Dataset items:
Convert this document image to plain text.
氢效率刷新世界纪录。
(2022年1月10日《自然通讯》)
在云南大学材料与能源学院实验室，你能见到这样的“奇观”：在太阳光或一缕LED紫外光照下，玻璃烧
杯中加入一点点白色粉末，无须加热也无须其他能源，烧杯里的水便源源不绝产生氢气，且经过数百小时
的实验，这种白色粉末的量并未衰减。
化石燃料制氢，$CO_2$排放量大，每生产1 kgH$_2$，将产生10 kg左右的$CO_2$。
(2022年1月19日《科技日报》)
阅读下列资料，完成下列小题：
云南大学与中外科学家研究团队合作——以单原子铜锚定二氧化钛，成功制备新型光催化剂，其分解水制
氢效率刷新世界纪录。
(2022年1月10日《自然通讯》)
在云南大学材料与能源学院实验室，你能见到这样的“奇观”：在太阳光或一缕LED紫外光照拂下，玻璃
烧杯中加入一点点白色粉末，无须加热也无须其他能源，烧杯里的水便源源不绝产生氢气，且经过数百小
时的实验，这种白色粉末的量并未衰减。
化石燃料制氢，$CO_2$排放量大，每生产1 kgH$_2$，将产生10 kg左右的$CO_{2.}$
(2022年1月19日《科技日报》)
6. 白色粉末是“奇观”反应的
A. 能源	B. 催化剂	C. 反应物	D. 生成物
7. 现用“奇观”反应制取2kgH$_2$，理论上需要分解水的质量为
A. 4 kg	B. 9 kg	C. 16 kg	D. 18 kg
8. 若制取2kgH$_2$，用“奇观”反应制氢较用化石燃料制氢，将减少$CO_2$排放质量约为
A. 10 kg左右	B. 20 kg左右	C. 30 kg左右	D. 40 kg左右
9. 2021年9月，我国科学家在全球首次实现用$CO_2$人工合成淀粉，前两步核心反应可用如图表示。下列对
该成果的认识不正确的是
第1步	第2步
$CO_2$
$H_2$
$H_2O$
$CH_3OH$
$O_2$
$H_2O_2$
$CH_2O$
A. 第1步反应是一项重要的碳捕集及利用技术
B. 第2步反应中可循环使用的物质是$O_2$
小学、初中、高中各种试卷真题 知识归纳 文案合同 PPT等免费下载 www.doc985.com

◆ EXERCISE BRIEF: Please return the data above exactly as given.

◆ WRITTEN ANSWER:
Convert this document image to plain text.
氢效率刷新世界纪录。
(2022年1月10日《自然通讯》)
在云南大学材料与能源学院实验室，你能见到这样的“奇观”：在太阳光或一缕LED紫外光照下，玻璃烧
杯中加入一点点白色粉末，无须加热也无须其他能源，烧杯里的水便源源不绝产生氢气，且经过数百小时
的实验，这种白色粉末的量并未衰减。
化石燃料制氢，$CO_2$排放量大，每生产1 kgH$_2$，将产生10 kg左右的$CO_2$。
(2022年1月19日《科技日报》)
阅读下列资料，完成下列小题：
云南大学与中外科学家研究团队合作——以单原子铜锚定二氧化钛，成功制备新型光催化剂，其分解水制
氢效率刷新世界纪录。
(2022年1月10日《自然通讯》)
在云南大学材料与能源学院实验室，你能见到这样的“奇观”：在太阳光或一缕LED紫外光照拂下，玻璃
烧杯中加入一点点白色粉末，无须加热也无须其他能源，烧杯里的水便源源不绝产生氢气，且经过数百小
时的实验，这种白色粉末的量并未衰减。
化石燃料制氢，$CO_2$排放量大，每生产1 kgH$_2$，将产生10 kg左右的$CO_{2.}$
(2022年1月19日《科技日报》)
6. 白色粉末是“奇观”反应的
A. 能源	B. 催化剂	C. 反应物	D. 生成物
7. 现用“奇观”反应制取2kgH$_2$，理论上需要分解水的质量为
A. 4 kg	B. 9 kg	C. 16 kg	D. 18 kg
8. 若制取2kgH$_2$，用“奇观”反应制氢较用化石燃料制氢，将减少$CO_2$排放质量约为
A. 10 kg左右	B. 20 kg左右	C. 30 kg左右	D. 40 kg左右
9. 2021年9月，我国科学家在全球首次实现用$CO_2$人工合成淀粉，前两步核心反应可用如图表示。下列对
该成果的认识不正确的是
第1步	第2步
$CO_2$
$H_2$
$H_2O$
$CH_3OH$
$O_2$
$H_2O_2$
$CH_2O$
A. 第1步反应是一项重要的碳捕集及利用技术
B. 第2步反应中可循环使用的物质是$O_2$
小学、初中、高中各种试卷真题 知识归纳 文案合同 PPT等免费下载 www.doc985.com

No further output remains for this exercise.